• _Given data_:
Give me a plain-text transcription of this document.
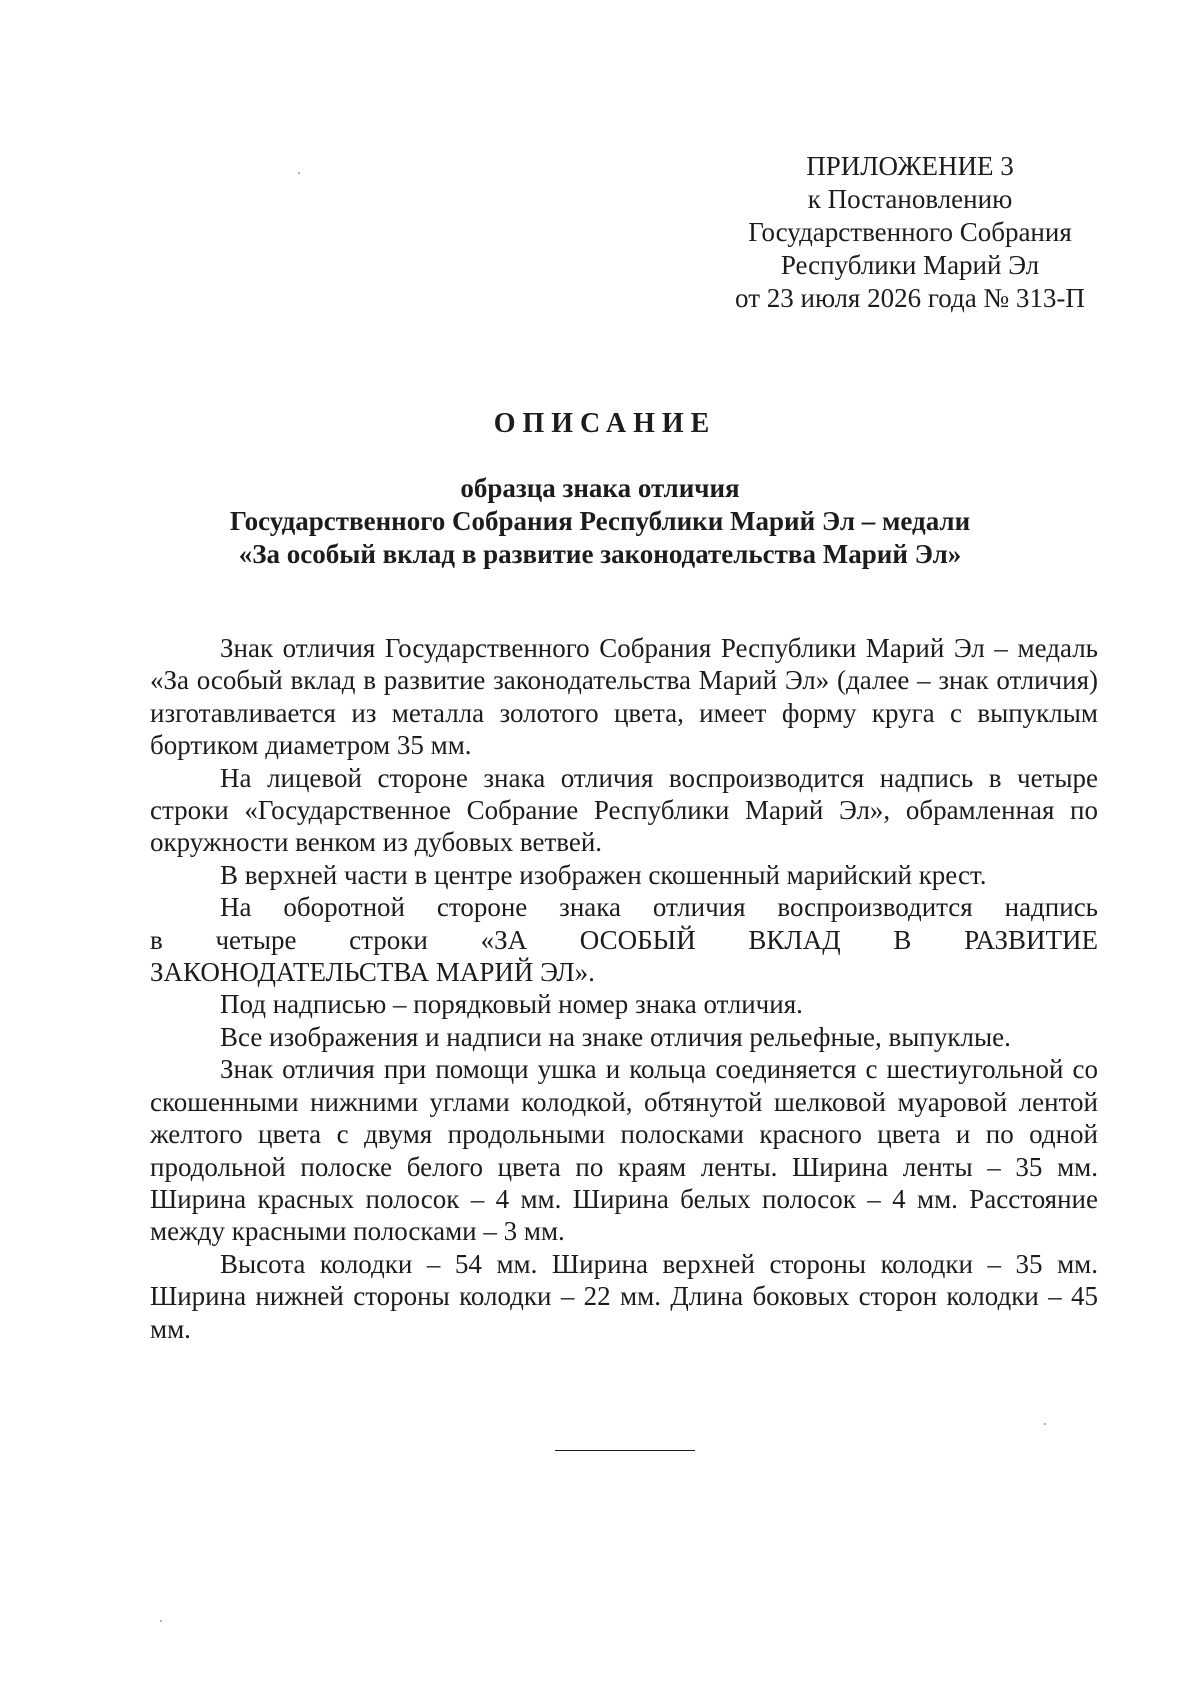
ПРИЛОЖЕНИЕ 3
к Постановлению
Государственного Собрания
Республики Марий Эл
от 23 июля 2026 года № 313-П
ОПИСАНИЕ
образца знака отличия
Государственного Собрания Республики Марий Эл – медали
«За особый вклад в развитие законодательства Марий Эл»

Знак отличия Государственного Собрания Республики Марий Эл – медаль «За особый вклад в развитие законодательства Марий Эл» (далее – знак отличия) изготавливается из металла золотого цвета, имеет форму круга с выпуклым бортиком диаметром 35 мм.

На лицевой стороне знака отличия воспроизводится надпись в четыре строки «Государственное Собрание Республики Марий Эл», обрамленная по окружности венком из дубовых ветвей.

В верхней части в центре изображен скошенный марийский крест.

На оборотной стороне знака отличия воспроизводится надпись

в четыре строки «ЗА ОСОБЫЙ ВКЛАД В РАЗВИТИЕ

ЗАКОНОДАТЕЛЬСТВА МАРИЙ ЭЛ».

Под надписью – порядковый номер знака отличия.

Все изображения и надписи на знаке отличия рельефные, выпуклые.

Знак отличия при помощи ушка и кольца соединяется с шестиугольной со скошенными нижними углами колодкой, обтянутой шелковой муаровой лентой желтого цвета с двумя продольными полосками красного цвета и по одной продольной полоске белого цвета по краям ленты. Ширина ленты – 35 мм. Ширина красных полосок – 4 мм. Ширина белых полосок – 4 мм. Расстояние между красными полосками – 3 мм.

Высота колодки – 54 мм. Ширина верхней стороны колодки – 35 мм. Ширина нижней стороны колодки – 22 мм. Длина боковых сторон колодки – 45 мм.
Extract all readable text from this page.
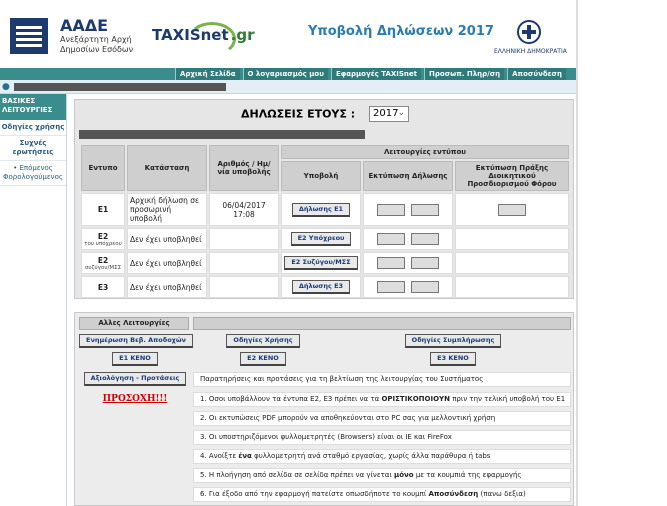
ΑΑΔΕ
Ανεξάρτητη Αρχή
Δημοσίων Εσόδων
TAXISnet .gr	Υποβολή Δηλώσεων 2017
ΕΛΛΗΝΙΚΗ ΔΗΜΟΚΡΑΤΙΑ
Αρχική Σελίδα	Ο λογαριασμός μου	Εφαρμογές TAXISnet	Προσωπ. Πληρ/ση	Αποσύνδεση
●
ΒΑΣΙΚΕΣ ΛΕΙΤΟΥΡΓΙΕΣ
Οδηγίες χρήσης
Συχνές ερωτήσεις
• Επόμενος Φορολογούμενος
ΔΗΛΩΣΕΙΣ ΕΤΟΥΣ : 2017 ⌄
Εντυπο	Κατάσταση	Αριθμός / Ημ/νία υποβολής	Λειτουργίες εντύπου		
			Υποβολή	Εκτύπωση Δήλωσης	Εκτύπωση Πράξης Διοικητικού Προσδιορισμού Φόρου
E1	Αρχική δήλωση σε προσωρινή υποβολή	06/04/2017 17:08	Δήλωσης E1		
E2
του υπόχρεου	Δεν έχει υποβληθεί		E2 Υπόχρεου		
E2
συζύγου/ΜΣΣ	Δεν έχει υποβληθεί		E2 Συζύγου/ΜΣΣ		
E3	Δεν έχει υποβληθεί		Δήλωσης E3		
Αλλες Λειτουργίες
Ενημέρωση Βεβ. Αποδοχών	Οδηγίες Χρήσης	Οδηγίες Συμπλήρωσης
E1 ΚΕΝΟ	E2 ΚΕΝΟ	E3 ΚΕΝΟ
Αξιολόγηση - Προτάσεις	Παρατηρήσεις και προτάσεις για τη βελτίωση της λειτουργίας του Συστήματος
ΠΡΟΣΟΧΗ!!!	1. Οσοι υποβάλλουν τα έντυπα E2, E3 πρέπει να τα ΟΡΙΣΤΙΚΟΠΟΙΟΥΝ πριν την τελική υποβολή του E1
2. Οι εκτυπώσεις PDF μπορούν να αποθηκεύονται στο PC σας για μελλοντική χρήση
3. Οι υποστηριζόμενοι φυλλομετρητές (Browsers) είναι οι IE και FireFox
4. Ανοίξτε ένα φυλλομετρητή ανά σταθμό εργασίας, χωρίς άλλα παράθυρα ή tabs
5. Η πλοήγηση από σελίδα σε σελίδα πρέπει να γίνεται μόνο με τα κουμπιά της εφαρμογής
6. Για έξοδο από την εφαρμογή πατείστε οπωσδήποτε το κουμπί Αποσύνδεση (πανω δεξια)
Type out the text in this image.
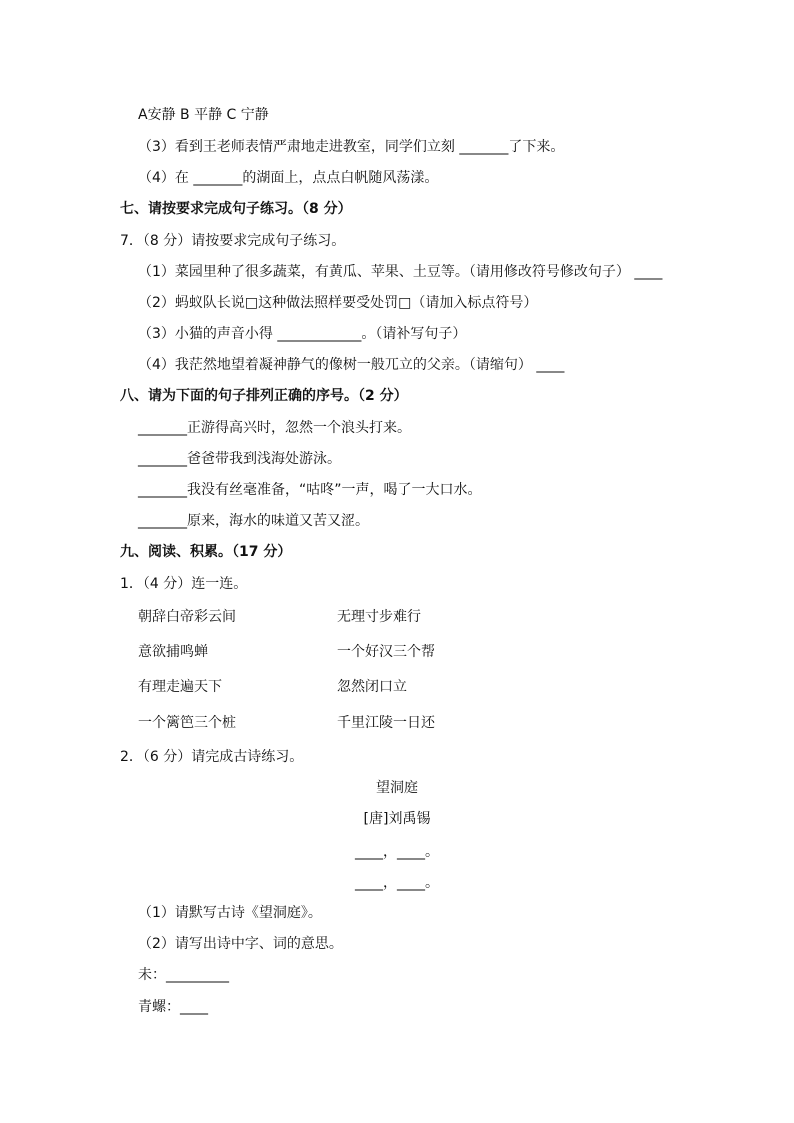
A安静 B 平静 C 宁静
（3）看到王老师表情严肃地走进教室，同学们立刻 _______了下来。
（4）在 _______的湖面上，点点白帆随风荡漾。
七、请按要求完成句子练习。（8 分）
7．（8 分）请按要求完成句子练习。
（1）菜园里种了很多蔬菜，有黄瓜、苹果、土豆等。（请用修改符号修改句子） ____
（2）蚂蚁队长说□这种做法照样要受处罚□（请加入标点符号）
（3）小猫的声音小得 ____________。（请补写句子）
（4）我茫然地望着凝神静气的像树一般兀立的父亲。（请缩句） ____
八、请为下面的句子排列正确的序号。（2 分）
_______正游得高兴时，忽然一个浪头打来。
_______爸爸带我到浅海处游泳。
_______我没有丝毫准备，“咕咚”一声，喝了一大口水。
_______原来，海水的味道又苦又涩。
九、阅读、积累。（17 分）
1．（4 分）连一连。
朝辞白帝彩云间	无理寸步难行
意欲捕鸣蝉	一个好汉三个帮
有理走遍天下	忽然闭口立
一个篱笆三个桩	千里江陵一日还
2．（6 分）请完成古诗练习。
望洞庭
[唐]刘禹锡
____，____。
____，____。
（1）请默写古诗《望洞庭》。
（2）请写出诗中字、词的意思。
未：_________
青螺：____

• _Written request_: The records above must be printed exactly; the pictures stay out.

• _Result of the task_:
Give me a plain-text transcription of this document.
ПРИЛОЖЕНИЕ 3
к Постановлению
Государственного Собрания
Республики Марий Эл
от 23 июля 2026 года № 313-П
ОПИСАНИЕ
образца знака отличия
Государственного Собрания Республики Марий Эл – медали
«За особый вклад в развитие законодательства Марий Эл»

Знак отличия Государственного Собрания Республики Марий Эл – медаль «За особый вклад в развитие законодательства Марий Эл» (далее – знак отличия) изготавливается из металла золотого цвета, имеет форму круга с выпуклым бортиком диаметром 35 мм.

На лицевой стороне знака отличия воспроизводится надпись в четыре строки «Государственное Собрание Республики Марий Эл», обрамленная по окружности венком из дубовых ветвей.

В верхней части в центре изображен скошенный марийский крест.

На оборотной стороне знака отличия воспроизводится надпись

в четыре строки «ЗА ОСОБЫЙ ВКЛАД В РАЗВИТИЕ

ЗАКОНОДАТЕЛЬСТВА МАРИЙ ЭЛ».

Под надписью – порядковый номер знака отличия.

Все изображения и надписи на знаке отличия рельефные, выпуклые.

Знак отличия при помощи ушка и кольца соединяется с шестиугольной со скошенными нижними углами колодкой, обтянутой шелковой муаровой лентой желтого цвета с двумя продольными полосками красного цвета и по одной продольной полоске белого цвета по краям ленты. Ширина ленты – 35 мм. Ширина красных полосок – 4 мм. Ширина белых полосок – 4 мм. Расстояние между красными полосками – 3 мм.

Высота колодки – 54 мм. Ширина верхней стороны колодки – 35 мм. Ширина нижней стороны колодки – 22 мм. Длина боковых сторон колодки – 45 мм.
Extract all readable text from this page.
ΑΑΔΕ
Ανεξάρτητη Αρχή
Δημοσίων Εσόδων
TAXISnet .gr	Υποβολή Δηλώσεων 2017
ΕΛΛΗΝΙΚΗ ΔΗΜΟΚΡΑΤΙΑ
Αρχική Σελίδα	Ο λογαριασμός μου	Εφαρμογές TAXISnet	Προσωπ. Πληρ/ση	Αποσύνδεση
●
ΒΑΣΙΚΕΣ ΛΕΙΤΟΥΡΓΙΕΣ
Οδηγίες χρήσης
Συχνές ερωτήσεις
• Επόμενος Φορολογούμενος
ΔΗΛΩΣΕΙΣ ΕΤΟΥΣ : 2017 ⌄
Εντυπο	Κατάσταση	Αριθμός / Ημ/νία υποβολής	Λειτουργίες εντύπου		
			Υποβολή	Εκτύπωση Δήλωσης	Εκτύπωση Πράξης Διοικητικού Προσδιορισμού Φόρου
E1	Αρχική δήλωση σε προσωρινή υποβολή	06/04/2017 17:08	Δήλωσης E1		
E2
του υπόχρεου	Δεν έχει υποβληθεί		E2 Υπόχρεου		
E2
συζύγου/ΜΣΣ	Δεν έχει υποβληθεί		E2 Συζύγου/ΜΣΣ		
E3	Δεν έχει υποβληθεί		Δήλωσης E3		
Αλλες Λειτουργίες
Ενημέρωση Βεβ. Αποδοχών	Οδηγίες Χρήσης	Οδηγίες Συμπλήρωσης
E1 ΚΕΝΟ	E2 ΚΕΝΟ	E3 ΚΕΝΟ
Αξιολόγηση - Προτάσεις	Παρατηρήσεις και προτάσεις για τη βελτίωση της λειτουργίας του Συστήματος
ΠΡΟΣΟΧΗ!!!	1. Οσοι υποβάλλουν τα έντυπα E2, E3 πρέπει να τα ΟΡΙΣΤΙΚΟΠΟΙΟΥΝ πριν την τελική υποβολή του E1
2. Οι εκτυπώσεις PDF μπορούν να αποθηκεύονται στο PC σας για μελλοντική χρήση
3. Οι υποστηριζόμενοι φυλλομετρητές (Browsers) είναι οι IE και FireFox
4. Ανοίξτε ένα φυλλομετρητή ανά σταθμό εργασίας, χωρίς άλλα παράθυρα ή tabs
5. Η πλοήγηση από σελίδα σε σελίδα πρέπει να γίνεται μόνο με τα κουμπιά της εφαρμογής
6. Για έξοδο από την εφαρμογή πατείστε οπωσδήποτε το κουμπί Αποσύνδεση (πανω δεξια)
Type out the text in this image.
A安静 B 平静 C 宁静
（3）看到王老师表情严肃地走进教室，同学们立刻 _______了下来。
（4）在 _______的湖面上，点点白帆随风荡漾。
七、请按要求完成句子练习。（8 分）
7．（8 分）请按要求完成句子练习。
（1）菜园里种了很多蔬菜，有黄瓜、苹果、土豆等。（请用修改符号修改句子） ____
（2）蚂蚁队长说□这种做法照样要受处罚□（请加入标点符号）
（3）小猫的声音小得 ____________。（请补写句子）
（4）我茫然地望着凝神静气的像树一般兀立的父亲。（请缩句） ____
八、请为下面的句子排列正确的序号。（2 分）
_______正游得高兴时，忽然一个浪头打来。
_______爸爸带我到浅海处游泳。
_______我没有丝毫准备，“咕咚”一声，喝了一大口水。
_______原来，海水的味道又苦又涩。
九、阅读、积累。（17 分）
1．（4 分）连一连。
朝辞白帝彩云间	无理寸步难行
意欲捕鸣蝉	一个好汉三个帮
有理走遍天下	忽然闭口立
一个篱笆三个桩	千里江陵一日还
2．（6 分）请完成古诗练习。
望洞庭
[唐]刘禹锡
____，____。
____，____。
（1）请默写古诗《望洞庭》。
（2）请写出诗中字、词的意思。
未：_________
青螺：____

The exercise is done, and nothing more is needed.